## Required work
Keep only those lines of the records that include the string "Read".

## Supplied data
## Start
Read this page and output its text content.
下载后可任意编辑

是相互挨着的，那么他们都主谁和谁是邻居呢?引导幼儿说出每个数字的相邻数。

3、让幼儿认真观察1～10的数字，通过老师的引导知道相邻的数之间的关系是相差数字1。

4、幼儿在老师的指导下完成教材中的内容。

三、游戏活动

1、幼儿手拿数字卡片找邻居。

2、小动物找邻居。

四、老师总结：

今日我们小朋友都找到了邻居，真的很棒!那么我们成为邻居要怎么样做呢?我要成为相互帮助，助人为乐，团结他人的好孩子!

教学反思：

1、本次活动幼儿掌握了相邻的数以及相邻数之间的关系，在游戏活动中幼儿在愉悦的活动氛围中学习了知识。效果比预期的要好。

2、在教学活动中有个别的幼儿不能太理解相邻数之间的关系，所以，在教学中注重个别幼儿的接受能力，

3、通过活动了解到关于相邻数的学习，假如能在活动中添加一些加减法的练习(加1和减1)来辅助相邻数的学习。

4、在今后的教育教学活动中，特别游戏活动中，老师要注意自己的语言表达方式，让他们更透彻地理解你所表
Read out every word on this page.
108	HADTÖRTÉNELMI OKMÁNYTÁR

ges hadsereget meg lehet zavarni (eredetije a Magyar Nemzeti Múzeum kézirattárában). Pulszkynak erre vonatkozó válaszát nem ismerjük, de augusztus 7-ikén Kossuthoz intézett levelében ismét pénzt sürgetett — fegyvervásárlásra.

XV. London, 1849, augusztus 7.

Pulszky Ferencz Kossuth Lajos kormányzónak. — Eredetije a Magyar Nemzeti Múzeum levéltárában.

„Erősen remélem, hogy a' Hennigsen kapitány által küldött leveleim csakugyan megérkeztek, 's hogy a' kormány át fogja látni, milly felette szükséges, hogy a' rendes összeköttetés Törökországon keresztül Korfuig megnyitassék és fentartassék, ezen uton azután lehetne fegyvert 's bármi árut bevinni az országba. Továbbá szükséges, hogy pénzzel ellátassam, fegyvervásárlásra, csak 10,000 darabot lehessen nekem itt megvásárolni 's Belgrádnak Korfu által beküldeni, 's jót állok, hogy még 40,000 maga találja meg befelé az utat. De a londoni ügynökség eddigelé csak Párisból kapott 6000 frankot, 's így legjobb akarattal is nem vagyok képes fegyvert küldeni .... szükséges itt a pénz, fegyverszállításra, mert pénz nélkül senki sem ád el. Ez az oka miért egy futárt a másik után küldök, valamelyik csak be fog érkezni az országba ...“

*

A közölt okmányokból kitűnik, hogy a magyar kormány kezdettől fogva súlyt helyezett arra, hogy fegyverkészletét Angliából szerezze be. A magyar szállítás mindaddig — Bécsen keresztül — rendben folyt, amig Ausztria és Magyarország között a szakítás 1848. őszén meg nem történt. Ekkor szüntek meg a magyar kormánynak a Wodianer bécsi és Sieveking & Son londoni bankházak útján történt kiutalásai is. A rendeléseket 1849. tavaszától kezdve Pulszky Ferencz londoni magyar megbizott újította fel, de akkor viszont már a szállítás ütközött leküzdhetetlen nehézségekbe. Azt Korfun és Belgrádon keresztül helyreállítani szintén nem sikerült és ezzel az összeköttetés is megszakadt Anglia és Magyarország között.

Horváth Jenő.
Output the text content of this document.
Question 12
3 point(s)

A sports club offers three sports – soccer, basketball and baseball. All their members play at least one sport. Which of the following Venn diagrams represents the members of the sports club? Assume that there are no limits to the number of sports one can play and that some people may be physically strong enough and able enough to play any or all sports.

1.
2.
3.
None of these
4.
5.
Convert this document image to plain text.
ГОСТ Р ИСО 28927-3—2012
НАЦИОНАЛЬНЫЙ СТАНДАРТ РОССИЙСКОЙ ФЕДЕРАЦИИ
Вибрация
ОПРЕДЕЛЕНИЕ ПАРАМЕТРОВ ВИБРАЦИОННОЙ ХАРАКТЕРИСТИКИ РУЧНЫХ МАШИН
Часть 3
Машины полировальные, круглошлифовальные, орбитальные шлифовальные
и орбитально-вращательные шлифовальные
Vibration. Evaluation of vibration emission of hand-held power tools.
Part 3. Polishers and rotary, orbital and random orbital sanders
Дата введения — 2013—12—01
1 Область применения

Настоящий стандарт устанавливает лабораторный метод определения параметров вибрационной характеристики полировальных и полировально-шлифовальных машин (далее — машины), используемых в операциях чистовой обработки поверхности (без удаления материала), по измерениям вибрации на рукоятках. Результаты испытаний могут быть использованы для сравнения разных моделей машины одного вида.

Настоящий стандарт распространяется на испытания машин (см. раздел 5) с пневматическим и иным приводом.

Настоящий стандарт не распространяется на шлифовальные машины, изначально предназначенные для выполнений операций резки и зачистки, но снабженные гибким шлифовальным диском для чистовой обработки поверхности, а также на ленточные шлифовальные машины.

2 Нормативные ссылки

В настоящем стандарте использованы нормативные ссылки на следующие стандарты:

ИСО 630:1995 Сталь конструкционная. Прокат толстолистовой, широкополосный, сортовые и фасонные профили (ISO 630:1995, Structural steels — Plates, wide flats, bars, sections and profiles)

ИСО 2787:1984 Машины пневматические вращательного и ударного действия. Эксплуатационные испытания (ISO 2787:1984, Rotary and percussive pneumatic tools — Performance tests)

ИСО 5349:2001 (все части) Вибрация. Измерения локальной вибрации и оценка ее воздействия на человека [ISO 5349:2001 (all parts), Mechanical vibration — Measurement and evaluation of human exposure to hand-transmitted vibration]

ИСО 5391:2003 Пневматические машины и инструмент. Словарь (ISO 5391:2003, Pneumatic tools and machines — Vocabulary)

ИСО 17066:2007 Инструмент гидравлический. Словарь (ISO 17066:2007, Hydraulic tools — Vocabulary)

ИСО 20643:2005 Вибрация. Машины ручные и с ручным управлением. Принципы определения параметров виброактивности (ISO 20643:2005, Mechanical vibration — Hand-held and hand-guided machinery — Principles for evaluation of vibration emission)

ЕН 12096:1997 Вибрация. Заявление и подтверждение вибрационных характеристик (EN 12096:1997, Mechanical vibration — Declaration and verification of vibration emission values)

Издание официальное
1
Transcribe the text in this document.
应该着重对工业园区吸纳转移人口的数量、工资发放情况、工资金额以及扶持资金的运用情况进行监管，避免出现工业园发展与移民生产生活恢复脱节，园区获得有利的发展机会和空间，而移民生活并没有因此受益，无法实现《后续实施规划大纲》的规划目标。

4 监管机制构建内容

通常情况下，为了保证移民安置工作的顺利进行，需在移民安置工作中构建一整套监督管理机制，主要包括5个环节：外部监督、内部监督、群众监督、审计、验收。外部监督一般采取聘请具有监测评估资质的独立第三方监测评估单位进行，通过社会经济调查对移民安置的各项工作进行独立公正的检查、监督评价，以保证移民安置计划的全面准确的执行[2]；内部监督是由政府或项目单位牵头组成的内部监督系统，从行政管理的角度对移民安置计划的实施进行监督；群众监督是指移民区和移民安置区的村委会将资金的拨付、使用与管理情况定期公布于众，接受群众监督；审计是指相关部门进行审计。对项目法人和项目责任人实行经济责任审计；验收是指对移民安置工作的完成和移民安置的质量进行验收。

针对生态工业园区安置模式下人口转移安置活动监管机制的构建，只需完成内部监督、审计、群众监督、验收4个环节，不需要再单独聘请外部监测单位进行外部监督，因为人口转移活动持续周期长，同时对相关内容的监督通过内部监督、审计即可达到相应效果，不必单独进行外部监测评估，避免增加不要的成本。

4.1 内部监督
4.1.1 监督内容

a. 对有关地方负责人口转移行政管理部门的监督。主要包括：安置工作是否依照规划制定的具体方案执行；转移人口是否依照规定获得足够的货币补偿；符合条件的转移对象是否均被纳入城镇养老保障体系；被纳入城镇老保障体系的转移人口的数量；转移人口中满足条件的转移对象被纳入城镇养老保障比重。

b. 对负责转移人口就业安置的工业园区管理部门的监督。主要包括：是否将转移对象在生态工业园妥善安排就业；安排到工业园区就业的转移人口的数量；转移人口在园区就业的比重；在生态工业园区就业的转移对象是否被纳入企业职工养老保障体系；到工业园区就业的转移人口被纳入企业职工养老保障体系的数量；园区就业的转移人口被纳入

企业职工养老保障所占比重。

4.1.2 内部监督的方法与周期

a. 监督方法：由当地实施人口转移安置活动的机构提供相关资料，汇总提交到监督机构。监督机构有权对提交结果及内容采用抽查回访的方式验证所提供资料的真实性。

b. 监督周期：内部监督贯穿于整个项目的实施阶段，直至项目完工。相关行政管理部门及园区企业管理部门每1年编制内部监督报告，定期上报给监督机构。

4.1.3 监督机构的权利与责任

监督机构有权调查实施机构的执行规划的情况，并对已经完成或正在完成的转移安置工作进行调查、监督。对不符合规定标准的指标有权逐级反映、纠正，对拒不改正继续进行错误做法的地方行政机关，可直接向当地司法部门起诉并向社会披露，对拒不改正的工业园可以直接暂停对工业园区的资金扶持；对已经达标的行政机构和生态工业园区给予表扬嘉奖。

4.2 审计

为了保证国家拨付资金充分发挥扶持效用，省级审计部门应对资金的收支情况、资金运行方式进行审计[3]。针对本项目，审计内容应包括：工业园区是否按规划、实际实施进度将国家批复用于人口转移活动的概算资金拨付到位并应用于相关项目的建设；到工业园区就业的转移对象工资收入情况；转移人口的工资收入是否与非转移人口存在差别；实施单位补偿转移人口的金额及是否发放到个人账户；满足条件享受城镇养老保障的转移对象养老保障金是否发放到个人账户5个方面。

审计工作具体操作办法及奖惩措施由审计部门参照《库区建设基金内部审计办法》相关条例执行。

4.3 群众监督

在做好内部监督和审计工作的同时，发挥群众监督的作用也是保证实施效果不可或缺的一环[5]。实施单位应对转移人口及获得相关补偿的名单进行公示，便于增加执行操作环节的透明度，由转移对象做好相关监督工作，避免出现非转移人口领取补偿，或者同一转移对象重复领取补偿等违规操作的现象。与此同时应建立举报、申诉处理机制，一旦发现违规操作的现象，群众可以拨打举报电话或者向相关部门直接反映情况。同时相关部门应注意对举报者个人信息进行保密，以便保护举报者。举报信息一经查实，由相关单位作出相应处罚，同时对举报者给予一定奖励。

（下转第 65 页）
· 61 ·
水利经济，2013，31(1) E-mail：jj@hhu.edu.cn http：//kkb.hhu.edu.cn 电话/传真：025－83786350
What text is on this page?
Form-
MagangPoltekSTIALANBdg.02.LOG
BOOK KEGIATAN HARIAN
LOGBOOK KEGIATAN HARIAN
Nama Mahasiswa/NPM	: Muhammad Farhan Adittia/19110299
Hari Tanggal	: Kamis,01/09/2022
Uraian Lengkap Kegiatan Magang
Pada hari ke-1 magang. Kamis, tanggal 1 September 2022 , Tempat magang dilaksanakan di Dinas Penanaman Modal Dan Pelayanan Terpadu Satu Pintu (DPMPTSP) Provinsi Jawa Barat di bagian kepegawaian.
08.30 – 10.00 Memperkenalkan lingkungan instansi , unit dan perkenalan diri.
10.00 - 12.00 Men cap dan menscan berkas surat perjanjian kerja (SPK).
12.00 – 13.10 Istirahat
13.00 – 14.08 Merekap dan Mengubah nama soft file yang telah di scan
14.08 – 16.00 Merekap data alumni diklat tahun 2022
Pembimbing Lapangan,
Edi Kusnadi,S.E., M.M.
## End
## Solution below
Read this page and output its text content.
Read out every word on this page.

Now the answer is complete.